# WHAT THE TASK ASKS
Output the data below in full, byte for byte. Nothing may differ.

--- BEGIN DATA SECTION ---

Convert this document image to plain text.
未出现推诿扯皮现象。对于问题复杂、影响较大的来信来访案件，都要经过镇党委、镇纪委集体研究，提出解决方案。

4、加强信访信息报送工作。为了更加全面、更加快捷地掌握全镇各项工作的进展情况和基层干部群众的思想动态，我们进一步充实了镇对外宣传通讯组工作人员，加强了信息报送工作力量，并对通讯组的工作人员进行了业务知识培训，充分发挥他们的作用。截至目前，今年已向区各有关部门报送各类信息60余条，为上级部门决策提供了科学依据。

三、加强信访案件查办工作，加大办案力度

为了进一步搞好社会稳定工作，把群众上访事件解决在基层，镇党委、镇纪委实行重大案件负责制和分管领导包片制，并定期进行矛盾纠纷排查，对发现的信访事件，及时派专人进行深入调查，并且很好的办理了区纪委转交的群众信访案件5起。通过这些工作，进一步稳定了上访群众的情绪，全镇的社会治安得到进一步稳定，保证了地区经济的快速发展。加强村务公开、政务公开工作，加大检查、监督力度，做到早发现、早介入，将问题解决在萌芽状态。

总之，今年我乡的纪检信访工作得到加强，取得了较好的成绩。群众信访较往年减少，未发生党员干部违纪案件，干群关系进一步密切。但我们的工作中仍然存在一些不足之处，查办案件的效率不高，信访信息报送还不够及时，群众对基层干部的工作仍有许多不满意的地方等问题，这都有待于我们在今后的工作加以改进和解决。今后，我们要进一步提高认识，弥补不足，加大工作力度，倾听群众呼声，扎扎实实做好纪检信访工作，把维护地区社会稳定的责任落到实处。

--- END DATA SECTION ---

# TASK RESPONSE
Convert this document image to plain text.
未出现推诿扯皮现象。对于问题复杂、影响较大的来信来访案件，都要经过镇党委、镇纪委集体研究，提出解决方案。

4、加强信访信息报送工作。为了更加全面、更加快捷地掌握全镇各项工作的进展情况和基层干部群众的思想动态，我们进一步充实了镇对外宣传通讯组工作人员，加强了信息报送工作力量，并对通讯组的工作人员进行了业务知识培训，充分发挥他们的作用。截至目前，今年已向区各有关部门报送各类信息60余条，为上级部门决策提供了科学依据。

三、加强信访案件查办工作，加大办案力度

为了进一步搞好社会稳定工作，把群众上访事件解决在基层，镇党委、镇纪委实行重大案件负责制和分管领导包片制，并定期进行矛盾纠纷排查，对发现的信访事件，及时派专人进行深入调查，并且很好的办理了区纪委转交的群众信访案件5起。通过这些工作，进一步稳定了上访群众的情绪，全镇的社会治安得到进一步稳定，保证了地区经济的快速发展。加强村务公开、政务公开工作，加大检查、监督力度，做到早发现、早介入，将问题解决在萌芽状态。

总之，今年我乡的纪检信访工作得到加强，取得了较好的成绩。群众信访较往年减少，未发生党员干部违纪案件，干群关系进一步密切。但我们的工作中仍然存在一些不足之处，查办案件的效率不高，信访信息报送还不够及时，群众对基层干部的工作仍有许多不满意的地方等问题，这都有待于我们在今后的工作加以改进和解决。今后，我们要进一步提高认识，弥补不足，加大工作力度，倾听群众呼声，扎扎实实做好纪检信访工作，把维护地区社会稳定的责任落到实处。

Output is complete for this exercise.